(Collected data)
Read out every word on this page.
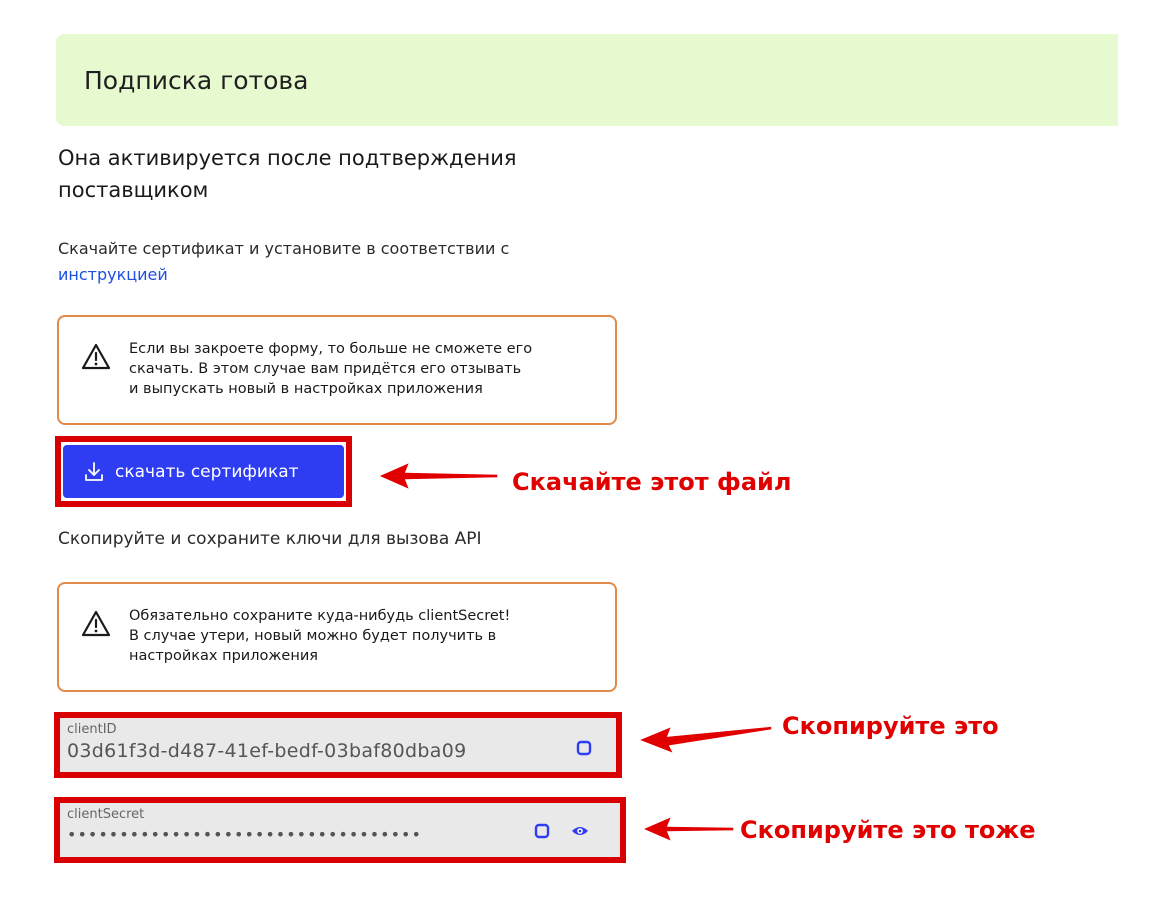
Подписка готова
Она активируется после подтверждения поставщиком
Скачайте сертификат и установите в соответствии с
инструкцией
Если вы закроете форму, то больше не сможете его
скачать. В этом случае вам придётся его отзывать
и выпускать новый в настройках приложения
скачать сертификат	Скачайте этот файл
Скопируйте и сохраните ключи для вызова API
Обязательно сохраните куда-нибудь clientSecret!
В случае утери, новый можно будет получить в
настройках приложения
clientID
03d61f3d-d487-41ef-bedf-03baf80dba09
Скопируйте это
clientSecret
••••••••••••••••••••••••••••••••••	Скопируйте это тоже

* **What you need to do**: Omit the pictures and reproduce the listing exactly.

* **Written reply**:
Read out every word on this page.
Подписка готова
Она активируется после подтверждения поставщиком
Скачайте сертификат и установите в соответствии с
инструкцией
Если вы закроете форму, то больше не сможете его
скачать. В этом случае вам придётся его отзывать
и выпускать новый в настройках приложения
скачать сертификат	Скачайте этот файл
Скопируйте и сохраните ключи для вызова API
Обязательно сохраните куда-нибудь clientSecret!
В случае утери, новый можно будет получить в
настройках приложения
clientID
03d61f3d-d487-41ef-bedf-03baf80dba09
Скопируйте это
clientSecret
••••••••••••••••••••••••••••••••••	Скопируйте это тоже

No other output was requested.